[Goal of the exercise]: Your task is to filter the entries and copy every line containing the string "Tender".

Transcribed page data:
——————

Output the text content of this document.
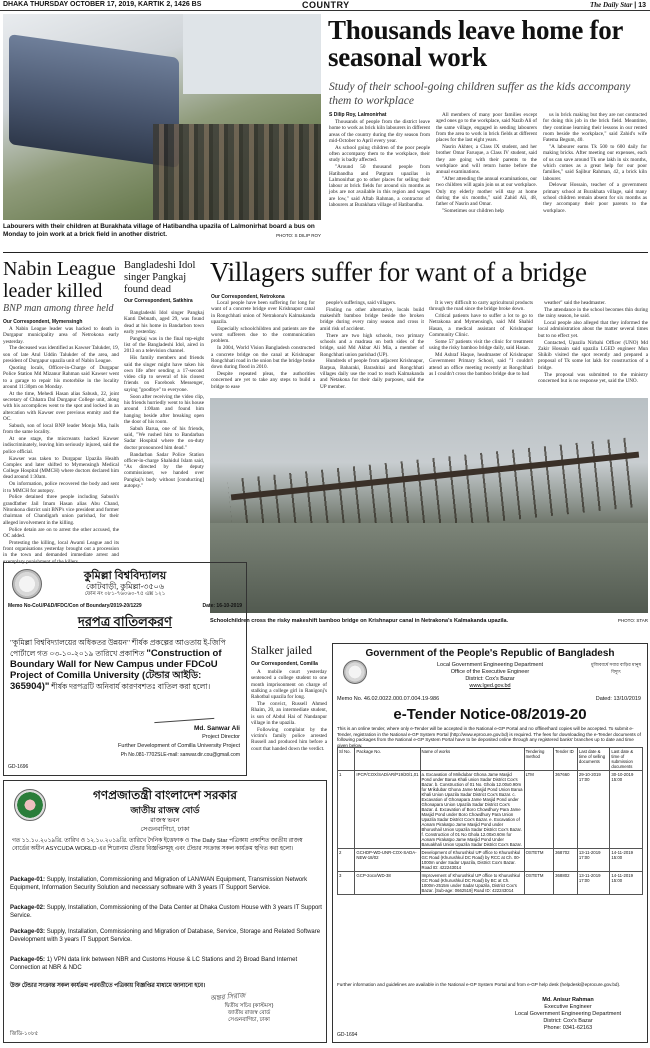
DHAKA THURSDAY OCTOBER 17, 2019, KARTIK 2, 1426 BS	COUNTRY	The Daily Star | 13
Labourers with their children at Burakhata village of Hatibandha upazila of Lalmonirhat board a bus on Monday to join work at a brick field in another district.	PHOTO: S DILIP ROY
Thousands leave home for seasonal work
Study of their school-going children suffer as the kids accompany them to workplace
S Dilip Roy, Lalmonirhat

Thousands of people from the district leave home to work as brick kiln labourers in different areas of the country during the dry season from mid-October to April every year.

As school going children of the poor people often accompany them to the workplace, their study is badly affected.

"Around 50 thousand people from Hatibandha and Patgram upazilas in Lalmonirhat go to other places for selling their labour at brick fields for around six months as jobs are not available in this region and wages are low," said Aftab Rahman, a contractor of labourers at Burakhata village of Hatibandha.

All members of many poor families except aged ones go to the workplace, said Nazib Ali of the same village, engaged in sending labourers from the area to work in brick fields at different places for the last eight years.

Nasrin Akhter, a Class IX student, and her brother Omar Faruque, a Class IV student, said they are going with their parents to the workplace and will return home before the annual examinations.

"After attending the annual examinations, our two children will again join us at our workplace. Only my elderly mother will stay at home during the six months," said Zahid Ali, 48, father of Nasrin and Omar.

"Sometimes our children help

us in brick making but they are not contracted for doing this job in the brick field. Meantime, they continue learning their lessons in our rented room beside the workplace," said Zahid's wife Fatema Begum, 40.

"A labourer earns Tk 500 to 600 daily for making bricks. After meeting our expenses, each of us can save around Tk one lakh in six months, which comes as a great help for our poor families," said Sajibur Rahman, 42, a brick kiln labourer.

Delowar Hossain, teacher of a government primary school at Burakhata village, said many school children remain absent for six months as they accompany their poor parents to the workplace.

Nabin League leader killed
BNP man among three held
Our Correspondent, Mymensingh

A Nabin League leader was hacked to death in Durgapur municipality area of Netrokona early yesterday.

The deceased was identified as Kawser Talukder, 19, son of late Atul Uddin Talukder of the area, and president of Durgapur upazila unit of Nabin League.

Quoting locals, Officer-in-Charge of Durgapur Police Station Md Mizanur Rahman said Kawser went to a garage to repair his motorbike in the locality around 11:30pm on Monday.

At the time, Mehedi Hasan alias Sabush, 22, joint secretary of Chhatra Dal Durgapur College unit, along with his accomplices went to the spot and locked in an altercation with Kawser over previous enmity and the OC.

Sabush, son of local BNP leader Monju Mia, hails from the same locality.

At one stage, the miscreants hacked Kawser indiscriminately, leaving him seriously injured, said the police official.

Kawser was taken to Durgapur Upazila Health Complex and later shifted to Mymensingh Medical College Hospital (MMCH) where doctors declared him dead around 1:30am.

On information, police recovered the body and sent it to MMCH for autopsy.

Police detained three people including Sabush's grandfather Jail Imam Hasan alias Abu Chand, Nitonkona district unit BNP's vice president and former chairman of Chandigarh union parishad, for their alleged involvement in the killing.

Police detain are on to arrest the other accused, the OC added.

Protesting the killing, local Awami League and its front organisations yesterday brought out a procession in the town and demanded immediate arrest and exemplary punishment of the killers.

Bangladeshi Idol singer Pangkaj found dead
Our Correspondent, Satkhira

Bangladeshi Idol singer Pangkaj Kanti Debnath, aged 29, was found dead at his home in Bandarbon town early yesterday.

Pangkaj was in the final top-eight list of the Bangladeshi Idol, aired in 2013 on a television channel.

His family members and friends said the singer might have taken his own life after sending a 17-second video clip to several of his closest friends on Facebook Messenger, saying "goodbye" to everyone.

Soon after receiving the video clip, his friends hurriedly went to his house around 1:00am and found him hanging beside after breaking open the door of his room.

Sabuh Barua, one of his friends, said, "We rushed him to Bandarban Sadar Hospital where the on-duty doctor pronounced him dead."

Bandarban Sadar Police Station officer-in-charge Shahidul Islam said, "As directed by the deputy commissioner, we handed over Pangkaj's body without [conducting] autopsy."

Villagers suffer for want of a bridge
Our Correspondent, Netrokona

Local people have been suffering for long for want of a concrete bridge over Krishnapur canal in Rongchhati union of Netrakona's Kalmakanda upazila.

Especially schoolchildren and patients are the worst sufferers due to the communication problem.

In 2004, World Vision Bangladesh constructed a concrete bridge on the canal at Krishnapur Rongchhati road in the union but the bridge broke down during flood in 2010.

Despite repeated pleas, the authorities concerned are yet to take any steps to build a bridge to ease

people's sufferings, said villagers.

Finding no other alternative, locals build makeshift bamboo bridge beside the broken bridge during every rainy season and cross it amid risk of accident.

There are two high schools, two primary schools and a madrasa on both sides of the bridge, said Md Akbar Ali Mia, a member of Rongchhati union parishad (UP).

Hundreds of people from adjacent Krishnapur, Barpua, Baharaki, Barashitai and Rongchhati villages daily use the road to reach Kalmakanda and Netakona for their daily purposes, said the UP member.

It is very difficult to carry agricultural products through the road since the bridge broke down.

Critical patients have to suffer a lot to go to Netrakona and Mymensingh, said Md Shahid Hasan, a medical assistant of Krishnapur Community Clinic.

Some 57 patients visit the clinic for treatment using the risky bamboo bridge daily, said Hasan.

Md Ashraf Haque, headmaster of Krishnapur Government Primary School, said "I couldn't attend an office meeting recently at Rongchhati as I couldn't cross the bamboo bridge due to bad

weather" said the headmaster.

The attendance in the school becomes thin during the rainy season, he said.

Local people also alleged that they informed the local administration about the matter several times but to no effect yet.

Contacted, Upazila Nirbahi Officer (UNO) Md Zakir Hossain said upazila LGED engineer Mun Shikib visited the spot recently and prepared a proposal of Tk some lot lakh for construction of a bridge.

The proposal was submitted to the ministry concerned but is no response yet, said the UNO.

Schoolchildren cross the risky makeshift bamboo bridge on Krishnapur canal in Netrakona's Kalmakanda upazila.	PHOTO: STAR
কুমিল্লা বিশ্ববিদ্যালয়
কোটবাড়ী, কুমিল্লা-৩৫০৬
ফোন নং ০৮১-৭৬০৬০-৭৫ এক্স ১২১
Memo No-CoU/P&D/IFDC/Con of Boundary/2019-20/1229	Date: 16-10-2019
দরপত্র বাতিলকরণ
"কুমিল্লা বিশ্ববিদ্যালয়ের অধিকতর উন্নয়ন" শীর্ষক প্রকল্পের আওতায় ই-জিপি পোর্টালে গত ০৩-১০-২০১৯ তারিখে প্রকাশিত "Construction of Boundary Wall for New Campus under FDCoU Project of Comilla University (টেন্ডার আইডি: 365904)" শীর্ষক দরপত্রটি অনিবার্য কারণবশতঃ বাতিল করা হলো।
Md. Sanwar Ali
Project Director
Further Development of Comilla University Project
Ph No.081-7702SLE-mail: sanwar.dir.cou@gmail.com
GD-1696
Stalker jailed
Our Correspondent, Comilla

A mobile court yesterday sentenced a college student to one month imprisonment on charge of stalking a college girl in Ranigonj's Rahotbal upazila for long.

The convict, Russell Ahmed Rhaim, 20, an intermediate student, is son of Abdul Hai of Nandanpur village in the upazila.

Following complaint by the victim's family police arrested Russell and produced him before a court that handed down the verdict.

Government of the People's Republic of Bangladesh
Local Government Engineering Department
Office of the Executive Engineer
District: Cox's Bazar
www.lged.gov.bd
মুজিববর্ষে সবার বাড়ির মানুষ বিদ্যুৎ
Memo No. 46.02.0022.000.07.004.19-986	Dated: 13/10/2019
e-Tender Notice-08/2019-20
This is an online tender, where only e-Tender will be accepted in the National e-GP Portal and no offline/hard copies will be accepted. To submit e-Tender, registration in the National e-GP System Portal (http://www.eprocure.gov.bd) is required. The fees for downloading the e-Tender documents of following packages from the National e-GP System Portal have to be deposited online through any registered banks' branches up to date and time given below.
Sl No.	Package No.	Name of works	Tendering method	Tender ID	Last date & time of selling documents	Last date & time of submission documents
1	IPCP/COX/SAD/AR/P19/20/1,01	a. Excavation of Mrikdubar Ghona Jame Masjid Pond under Barua Khali union Sadar District Cox's Bazar. b. Construction of 01 No. Ghola 12.00x0.90m for Mrikdubar Ghona Jame Masjid Pond Union Barua Khali Union Upazila Sadar District Cox's Bazar. c. Excavation of Ghonapara Jame Masjid Pond under Ghonapara Union Upazila Sadar District Cox's Bazar. d. Excavation of Boro Chowdhury Para Jame Masjid Pond under Boro Chowdhury Para Union Upazila Sadar District Cox's Bazar. e. Excavation of Aonam Pirakatpo Jame Masjid Pond under Bhorushail Union Upazila Sadar District Cox's Bazar. f. Construction of 01 No Ghola 12.00x0.60m for Aonam Pirakatpo Jame Masjid Pond Under Baruakhali Union Upazila Sadar District Cox's Bazar.	LTM	367660	29-10-2019 17:00	30-10-2019 15:00
2	GCHDP-WD-UNR-COX-SADA-NEW-18/02	Development of Khurushkul UP office to Khurushkul GC Road (Khurushkul DC Road) by RCC at Ch. 00-1000m under Sadar Upazila, District Cox's Bazar. Road ID: 422243014	OSTETM	368702	13-11-2019 17:00	14-11-2019 15:00
3	GCP-2ocx/WD-38	Improvement of Khurushkul UP office to Khurushkul GC Road (Khurushkul DC Road) by BC at Ch. 1000m-2515m under Sadar Upazila, District Cox's Bazar. [Sub-age: 0662519] Road ID: 422243014	OSTETM	368802	13-11-2019 17:00	14-11-2019 15:00
Further information and guidelines are available in the National e-GP System Portal and from e-GP help desk (helpdesk@eprocure.gov.bd).
Md. Anisur Rahman
Executive Engineer
Local Government Engineering Department
District: Cox's Bazar
Phone: 0341-62163
GD-1694
গণপ্রজাতন্ত্রী বাংলাদেশ সরকার
জাতীয় রাজস্ব বোর্ড
রাজস্ব ভবন
সেগুনবাগিচা, ঢাকা
গত ১১.১০.২০১৯খ্রি. তারিখ ও ১২.১০.২০১৯খ্রি. তারিখে দৈনিক ইত্তেফাক ও The Daily Star পত্রিকায় প্রকাশিত জাতীয় রাজস্ব বোর্ডের অধীন ASYCUDA WORLD এর শিরোনাম টেন্ডার বিজ্ঞপ্তিসমূহ এবং টেন্ডার সংক্রান্ত সকল কার্যক্রম স্থগিত করা হলো।
Package-01: Supply, Installation, Commissioning and Migration of LAN/WAN Equipment, Transmission Network Equipment, Information Security Solution and necessary software with 3 years IT Support Service.
Package-02: Supply, Installation, Commissioning of the Data Center at Dhaka Custom House with 3 years IT Support Service.
Package-03: Supply, Installation, Commissioning and Migration of Database, Service, Storage and Related Software Development with 3 years IT Support Service.
Package-05: 1) VPN data link between NBR and Customs House & LC Stations and 2) Broad Band Internet Connection at NBR & NDC
উক্ত টেন্ডার সংক্রান্ত সকল কার্যক্রম পরবর্তীতে পত্রিকায় বিজ্ঞপ্তির মাধ্যমে জানানো হবে।
অন্তর সিরাজ
দ্বিতীয় সচিব (কাস্টমস)
জাতীয় রাজস্ব বোর্ড
সেগুনবাগিচা, ঢাকা
জিডি-১০৮৫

——————

[Your response]:
e-Tender Notice-08/2019-20
This is an online tender, where only e-Tender will be accepted in the National e-GP Portal and no offline/hard copies will be accepted. To submit e-Tender, registration in the National e-GP System Portal (http://www.eprocure.gov.bd) is required. The fees for downloading the e-Tender documents of following packages from the National e-GP System Portal have to be deposited online through any registered banks' branches up to date and time given below.
Sl No.	Package No.	Name of works	Tendering method	Tender ID	Last date & time of selling documents	Last date & time of submission documents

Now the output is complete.